Repeat the listing exactly. The images do not belong in the copy.

DATA SUPPLIED:
● ● ● ● ●

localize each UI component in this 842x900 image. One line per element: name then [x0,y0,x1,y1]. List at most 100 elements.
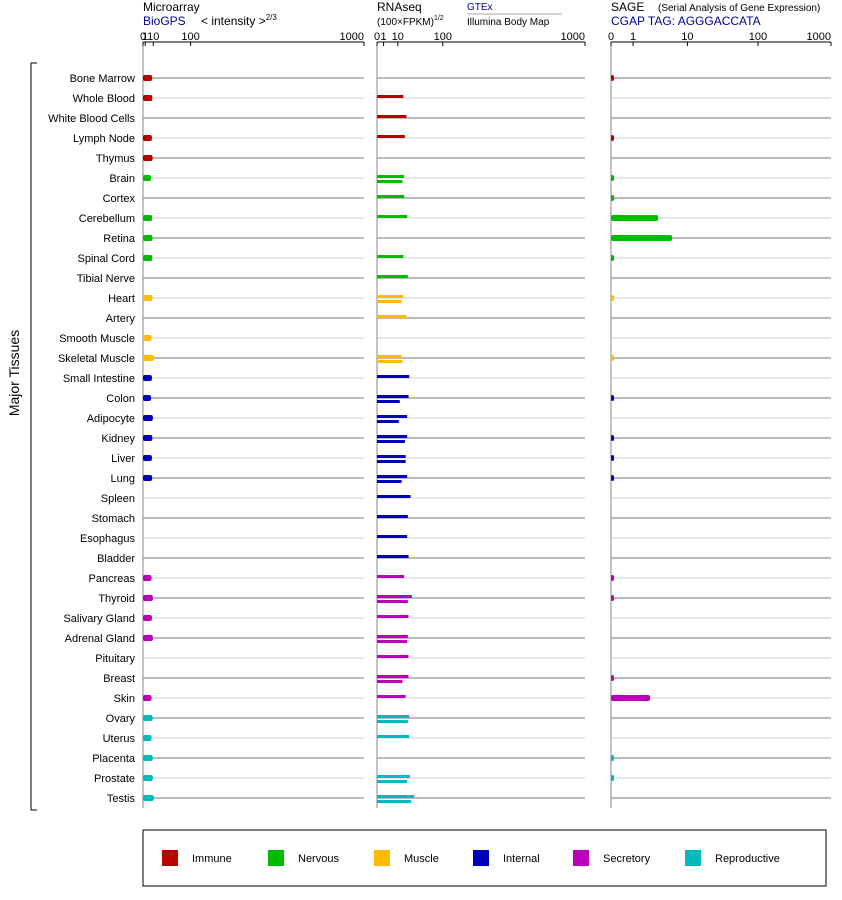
rnaseq-bar [377,95,404,98]
rnaseq-bar [377,135,405,138]
tissue-label: White Blood Cells [48,113,135,125]
tissue-label: Lung [111,473,135,485]
rnaseq-legend-illumina: Illumina Body Map [467,17,550,28]
legend-label: Muscle [404,853,439,865]
tissue-label: Smooth Muscle [59,333,135,345]
microarray-bar [143,355,154,361]
major-tissues-label: Major Tissues [6,330,22,416]
tissue-label: Thyroid [98,593,135,605]
sage-bar [611,135,615,141]
microarray-bar [143,215,153,221]
rnaseq-bar [377,195,405,198]
tissue-label: Pancreas [89,573,136,585]
sage-bar [611,695,650,701]
tissue-label: Adrenal Gland [65,633,135,645]
rnaseq-bar [377,420,399,423]
legend-swatch [573,850,589,866]
tissue-label: Prostate [94,773,135,785]
microarray-title: Microarray [143,0,200,14]
legend-swatch [685,850,701,866]
microarray-bar [143,395,152,401]
rnaseq-bar [377,180,403,183]
tissue-label: Liver [111,453,135,465]
sage-bar [611,575,615,581]
tissue-label: Heart [108,293,135,305]
rnaseq-bar [377,515,408,518]
tissue-label: Kidney [101,433,135,445]
rnaseq-bar [377,355,402,358]
sage-title-note: (Serial Analysis of Gene Expression) [658,3,820,14]
rnaseq-bar [377,615,409,618]
x-tick-label: 10 [147,31,159,43]
tissue-label: Spleen [101,493,135,505]
rnaseq-bar [377,575,405,578]
rnaseq-bar [377,315,407,318]
x-tick-label: 1 [142,31,148,43]
sage-bar [611,455,615,461]
sage-bar [611,195,615,201]
tissue-label: Colon [106,393,135,405]
microarray-bar [143,615,152,621]
rnaseq-bar [377,735,410,738]
rnaseq-bar [377,655,409,658]
sage-bar [611,255,615,261]
x-tick-label: 1000 [561,31,585,43]
legend-label: Internal [503,853,540,865]
x-tick-label: 1000 [340,31,364,43]
microarray-bar [143,575,152,581]
rnaseq-bar [377,495,411,498]
legend-swatch [374,850,390,866]
x-tick-label: 1 [630,31,636,43]
sage-tag: CGAP TAG: AGGGACCATA [611,14,761,28]
rnaseq-unit-text: (100×FPKM) [377,17,434,28]
tissue-label: Retina [103,233,136,245]
microarray-bar [143,255,153,261]
microarray-bar [143,435,153,441]
microarray-bar [143,795,154,801]
sage-bar [611,295,615,301]
sage-title: SAGE [611,0,644,14]
microarray-bar [143,775,153,781]
microarray-bar [143,715,153,721]
tissue-label: Brain [109,173,135,185]
rnaseq-bar [377,395,409,398]
microarray-bar [143,95,153,101]
microarray-bar [143,335,152,341]
sage-bar [611,235,673,241]
rnaseq-bar [377,680,403,683]
x-tick-label: 100 [434,31,452,43]
microarray-bar [143,135,152,141]
sage-bar [611,355,615,361]
tissue-rows: Bone Marrow Whole Blood White Blood Cells L… [48,73,831,805]
rnaseq-bar [377,440,405,443]
rnaseq-bar [377,775,410,778]
rnaseq-bar [377,275,408,278]
tissue-label: Placenta [92,753,136,765]
rnaseq-bar [377,795,415,798]
rnaseq-bar [377,415,408,418]
microarray-bar [143,295,153,301]
microarray-bar [143,695,152,701]
rnaseq-bar [377,720,408,723]
tissue-label: Cortex [103,193,136,205]
rnaseq-bar [377,600,408,603]
rnaseq-bar [377,255,404,258]
microarray-unit: < intensity >2/3 [201,13,277,28]
sage-bar [611,75,615,81]
sage-bar [611,775,615,781]
sage-bar [611,475,615,481]
legend-label: Reproductive [715,853,780,865]
expression-bars [143,75,673,803]
tissue-label: Tibial Nerve [77,273,135,285]
tissue-label: Skeletal Muscle [58,353,135,365]
sage-bar [611,175,615,181]
sage-bar [611,435,615,441]
x-tick-label: 10 [681,31,693,43]
x-tick-label: 100 [749,31,767,43]
rnaseq-bar [377,175,405,178]
tissue-label: Ovary [106,713,136,725]
sage-bar [611,755,615,761]
x-tick-label: 0 [140,31,146,43]
rnaseq-bar [377,800,412,803]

● ● ● ● ●

EXPECTED ANSWER:
localize each UI component in this 842x900 image. One line per element: name then [x0,y0,x1,y1]. List at most 100 elements.
rnaseq-bar [377,95,404,98]
rnaseq-bar [377,135,405,138]
tissue-label: White Blood Cells [48,113,135,125]
tissue-label: Lung [111,473,135,485]
rnaseq-legend-illumina: Illumina Body Map [467,17,550,28]
legend-label: Muscle [404,853,439,865]
tissue-label: Smooth Muscle [59,333,135,345]
microarray-bar [143,355,154,361]
major-tissues-label: Major Tissues [6,330,22,416]
tissue-label: Thyroid [98,593,135,605]
sage-bar [611,135,615,141]
microarray-bar [143,215,153,221]
rnaseq-bar [377,195,405,198]
tissue-label: Pancreas [89,573,136,585]
sage-bar [611,695,650,701]
tissue-label: Adrenal Gland [65,633,135,645]
rnaseq-bar [377,420,399,423]
legend-swatch [573,850,589,866]
tissue-label: Prostate [94,773,135,785]
microarray-title: Microarray [143,0,200,14]
legend-swatch [685,850,701,866]
microarray-bar [143,395,152,401]
rnaseq-bar [377,180,403,183]
tissue-label: Liver [111,453,135,465]
sage-bar [611,575,615,581]
tissue-label: Heart [108,293,135,305]
rnaseq-bar [377,515,408,518]
tissue-label: Kidney [101,433,135,445]
rnaseq-bar [377,355,402,358]
sage-title-note: (Serial Analysis of Gene Expression) [658,3,820,14]
rnaseq-bar [377,615,409,618]
x-tick-label: 10 [147,31,159,43]
tissue-label: Spleen [101,493,135,505]
rnaseq-bar [377,575,405,578]
rnaseq-bar [377,315,407,318]
x-tick-label: 1 [142,31,148,43]
sage-bar [611,455,615,461]
sage-bar [611,195,615,201]
tissue-label: Colon [106,393,135,405]
microarray-bar [143,615,152,621]
rnaseq-bar [377,735,410,738]
rnaseq-bar [377,655,409,658]
sage-bar [611,255,615,261]
x-tick-label: 1000 [561,31,585,43]
legend-label: Internal [503,853,540,865]
x-tick-label: 1000 [340,31,364,43]
microarray-bar [143,575,152,581]
rnaseq-bar [377,495,411,498]
legend-swatch [374,850,390,866]
x-tick-label: 1 [630,31,636,43]
sage-tag: CGAP TAG: AGGGACCATA [611,14,761,28]
rnaseq-unit-text: (100×FPKM) [377,17,434,28]
tissue-label: Retina [103,233,136,245]
microarray-bar [143,255,153,261]
microarray-bar [143,435,153,441]
microarray-bar [143,795,154,801]
sage-bar [611,295,615,301]
sage-title: SAGE [611,0,644,14]
microarray-bar [143,775,153,781]
microarray-bar [143,715,153,721]
tissue-label: Brain [109,173,135,185]
rnaseq-bar [377,395,409,398]
microarray-bar [143,95,153,101]
microarray-bar [143,335,152,341]
sage-bar [611,235,673,241]
rnaseq-bar [377,680,403,683]
x-tick-label: 100 [434,31,452,43]
microarray-bar [143,135,152,141]
sage-bar [611,355,615,361]
tissue-rows: Bone Marrow Whole Blood White Blood Cells L… [48,73,831,805]
rnaseq-bar [377,440,405,443]
rnaseq-bar [377,775,410,778]
rnaseq-bar [377,275,408,278]
tissue-label: Placenta [92,753,136,765]
rnaseq-bar [377,795,415,798]
rnaseq-bar [377,415,408,418]
microarray-bar [143,295,153,301]
microarray-bar [143,695,152,701]
rnaseq-bar [377,720,408,723]
tissue-label: Cortex [103,193,136,205]
rnaseq-bar [377,600,408,603]
rnaseq-bar [377,255,404,258]
microarray-unit: < intensity >2/3 [201,13,277,28]
sage-bar [611,75,615,81]
sage-bar [611,775,615,781]
sage-bar [611,475,615,481]
legend-label: Reproductive [715,853,780,865]
expression-bars [143,75,673,803]
tissue-label: Tibial Nerve [77,273,135,285]
tissue-label: Skeletal Muscle [58,353,135,365]
sage-bar [611,175,615,181]
sage-bar [611,435,615,441]
x-tick-label: 10 [681,31,693,43]
x-tick-label: 100 [749,31,767,43]
rnaseq-bar [377,175,405,178]
tissue-label: Ovary [106,713,136,725]
sage-bar [611,755,615,761]
x-tick-label: 0 [140,31,146,43]
rnaseq-bar [377,800,412,803]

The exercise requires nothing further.